¿Por qué se enfrentan Pakistán y Afganistán? Las claves del conflicto
Guerra abierta
La actual ofensiva militar es el último estallido de una crisis que se arrastra desde hace años

Milcianos afganos vigilan posibles incursiones de Pakistán en la zona fronteriza de Gurbuz, hoy

Pakistán ha iniciado una ofensiva militar contra Afganistán, con ataques de artillería en diversos puntos de la frontera y bombardeos sobre las principales ciudades del país, incluida Kabul. Esta “guerra abierta” –en palabras del ministro de Defensa pakistaní, Khawaja Asif– supone el último estallido de un conflicto que, desde hace años, enfrenta a ambos estados vecinos. Repasamos a continuación las claves de esta crisis.
¿Qué ha desencadenado el actual enfrentamiento?
Bautizada con el nombre de Operación Furia Justa, la ofensiva pakistaní comenzó en la madrugada del viernes (hora local) como respuesta a varios ataques de las fuerzas afganas contra posiciones militares próximas a la frontera. La guerra estalla casi una semana después de que Pakistán bombardeara a su vecino como represalia por una serie de atentados suicidas cometidos en su territorio por milicias protegidas por el régimen de Kabul. La actual ofensiva entierra definitivamente el alto el fuego acordado por Pakistán y Afganistán con la mediación de Qatar en octubre del año pasado, tras meses de hostilidades.
¿Cuál es el origen del conflicto?
- - -
Lista de actividades:
[a] ¿Con qué nombre se bautizó la ofensiva pakistaní según el texto mostrado?
[b] Reproduce sin cambios el fragmento del texto mostrado que va desde "Pakistán ha iniciado" hasta "el actual enfrentamiento?", con ambos extremos incluidos.
- - -
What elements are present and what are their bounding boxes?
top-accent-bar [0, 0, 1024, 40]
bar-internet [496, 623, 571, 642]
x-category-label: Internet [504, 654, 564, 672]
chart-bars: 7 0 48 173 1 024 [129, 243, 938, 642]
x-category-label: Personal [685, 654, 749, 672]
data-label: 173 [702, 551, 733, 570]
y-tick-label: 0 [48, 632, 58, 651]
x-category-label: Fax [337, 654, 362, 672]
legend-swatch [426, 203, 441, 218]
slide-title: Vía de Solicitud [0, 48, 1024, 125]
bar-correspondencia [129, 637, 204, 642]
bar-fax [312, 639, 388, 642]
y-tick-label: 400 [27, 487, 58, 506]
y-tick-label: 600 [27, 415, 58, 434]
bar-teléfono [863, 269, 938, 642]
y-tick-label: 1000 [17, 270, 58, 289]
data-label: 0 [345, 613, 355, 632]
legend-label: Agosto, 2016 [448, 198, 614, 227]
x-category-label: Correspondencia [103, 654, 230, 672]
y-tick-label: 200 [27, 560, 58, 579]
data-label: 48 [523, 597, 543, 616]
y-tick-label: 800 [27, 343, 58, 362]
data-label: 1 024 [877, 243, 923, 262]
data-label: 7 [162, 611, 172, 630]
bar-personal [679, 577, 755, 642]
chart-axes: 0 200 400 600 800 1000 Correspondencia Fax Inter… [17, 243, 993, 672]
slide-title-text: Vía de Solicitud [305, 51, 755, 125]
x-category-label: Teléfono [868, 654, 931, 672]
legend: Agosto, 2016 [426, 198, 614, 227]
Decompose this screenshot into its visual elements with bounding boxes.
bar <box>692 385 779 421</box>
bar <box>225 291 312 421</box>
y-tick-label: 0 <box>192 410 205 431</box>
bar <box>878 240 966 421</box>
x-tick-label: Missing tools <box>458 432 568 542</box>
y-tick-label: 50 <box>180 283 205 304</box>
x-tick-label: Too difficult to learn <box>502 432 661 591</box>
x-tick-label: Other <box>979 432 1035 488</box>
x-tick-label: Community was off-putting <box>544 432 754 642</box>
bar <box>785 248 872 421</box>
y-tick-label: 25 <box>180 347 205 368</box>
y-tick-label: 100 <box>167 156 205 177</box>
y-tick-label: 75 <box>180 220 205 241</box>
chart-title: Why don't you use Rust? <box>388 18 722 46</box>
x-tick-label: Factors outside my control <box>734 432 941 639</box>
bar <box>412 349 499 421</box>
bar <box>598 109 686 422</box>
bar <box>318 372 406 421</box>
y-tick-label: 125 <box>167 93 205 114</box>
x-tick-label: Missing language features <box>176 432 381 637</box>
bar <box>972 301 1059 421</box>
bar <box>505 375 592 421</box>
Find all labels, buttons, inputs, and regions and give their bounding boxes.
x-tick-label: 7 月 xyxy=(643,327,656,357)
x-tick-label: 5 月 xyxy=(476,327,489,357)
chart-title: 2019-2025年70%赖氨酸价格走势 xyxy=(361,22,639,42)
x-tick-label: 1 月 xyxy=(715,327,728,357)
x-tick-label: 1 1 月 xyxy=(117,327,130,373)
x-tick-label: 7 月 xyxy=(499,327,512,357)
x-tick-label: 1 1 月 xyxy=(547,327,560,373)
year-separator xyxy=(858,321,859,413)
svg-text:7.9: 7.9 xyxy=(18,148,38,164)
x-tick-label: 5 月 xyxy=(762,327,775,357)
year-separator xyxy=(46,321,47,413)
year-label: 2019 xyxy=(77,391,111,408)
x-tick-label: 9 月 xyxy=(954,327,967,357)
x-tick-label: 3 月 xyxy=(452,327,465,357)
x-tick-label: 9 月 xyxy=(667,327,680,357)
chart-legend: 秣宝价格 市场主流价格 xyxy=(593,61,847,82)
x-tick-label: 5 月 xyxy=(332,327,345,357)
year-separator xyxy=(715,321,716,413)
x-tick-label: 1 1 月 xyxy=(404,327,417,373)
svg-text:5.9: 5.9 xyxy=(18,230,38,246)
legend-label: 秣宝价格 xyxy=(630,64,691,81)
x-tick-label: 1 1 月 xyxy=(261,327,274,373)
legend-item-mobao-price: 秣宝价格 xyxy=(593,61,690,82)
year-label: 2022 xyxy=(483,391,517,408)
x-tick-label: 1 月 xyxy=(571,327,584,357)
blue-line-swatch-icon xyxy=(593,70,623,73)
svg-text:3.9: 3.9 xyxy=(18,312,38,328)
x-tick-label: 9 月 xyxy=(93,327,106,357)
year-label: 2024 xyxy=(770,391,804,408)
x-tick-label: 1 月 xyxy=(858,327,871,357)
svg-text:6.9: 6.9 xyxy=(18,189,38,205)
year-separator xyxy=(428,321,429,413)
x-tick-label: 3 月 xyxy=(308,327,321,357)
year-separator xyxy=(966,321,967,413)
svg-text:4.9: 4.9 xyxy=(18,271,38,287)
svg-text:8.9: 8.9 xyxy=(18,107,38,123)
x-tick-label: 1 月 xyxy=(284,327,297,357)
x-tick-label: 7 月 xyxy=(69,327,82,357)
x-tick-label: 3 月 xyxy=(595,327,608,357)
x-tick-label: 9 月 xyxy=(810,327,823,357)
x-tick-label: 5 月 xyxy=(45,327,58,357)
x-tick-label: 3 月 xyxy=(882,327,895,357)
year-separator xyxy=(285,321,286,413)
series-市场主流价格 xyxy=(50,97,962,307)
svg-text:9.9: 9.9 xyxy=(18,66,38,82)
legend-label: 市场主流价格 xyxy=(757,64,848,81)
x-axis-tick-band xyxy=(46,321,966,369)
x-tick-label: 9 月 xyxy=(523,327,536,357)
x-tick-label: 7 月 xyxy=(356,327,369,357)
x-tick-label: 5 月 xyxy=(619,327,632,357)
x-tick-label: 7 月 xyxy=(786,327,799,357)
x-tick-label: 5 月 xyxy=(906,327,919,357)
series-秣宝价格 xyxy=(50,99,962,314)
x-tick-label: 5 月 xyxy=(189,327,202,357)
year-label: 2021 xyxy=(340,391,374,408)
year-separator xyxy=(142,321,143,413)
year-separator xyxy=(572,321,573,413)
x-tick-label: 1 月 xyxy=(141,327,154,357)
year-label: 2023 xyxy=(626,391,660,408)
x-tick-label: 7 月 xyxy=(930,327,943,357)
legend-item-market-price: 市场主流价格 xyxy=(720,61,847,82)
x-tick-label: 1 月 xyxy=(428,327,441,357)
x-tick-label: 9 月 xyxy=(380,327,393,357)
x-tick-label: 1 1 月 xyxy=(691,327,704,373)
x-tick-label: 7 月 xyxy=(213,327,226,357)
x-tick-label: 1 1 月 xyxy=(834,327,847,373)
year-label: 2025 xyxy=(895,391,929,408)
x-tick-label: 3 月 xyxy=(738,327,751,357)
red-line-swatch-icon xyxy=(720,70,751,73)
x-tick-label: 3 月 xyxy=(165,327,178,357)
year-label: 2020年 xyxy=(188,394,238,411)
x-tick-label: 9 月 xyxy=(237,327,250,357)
- - -
Resultados por tarea:
[a] Operación Furia Justa.

[b]
Pakistán ha iniciado una ofensiva militar contra Afganistán, con ataques de artillería en diversos puntos de la frontera y bombardeos sobre las principales ciudades del país, incluida Kabul. Esta “guerra abierta” –en palabras del ministro de Defensa pakistaní, Khawaja Asif– supone el último estallido de un conflicto que, desde hace años, enfrenta a ambos estados vecinos. Repasamos a continuación las claves de esta crisis.
¿Qué ha desencadenado el actual enfrentamiento?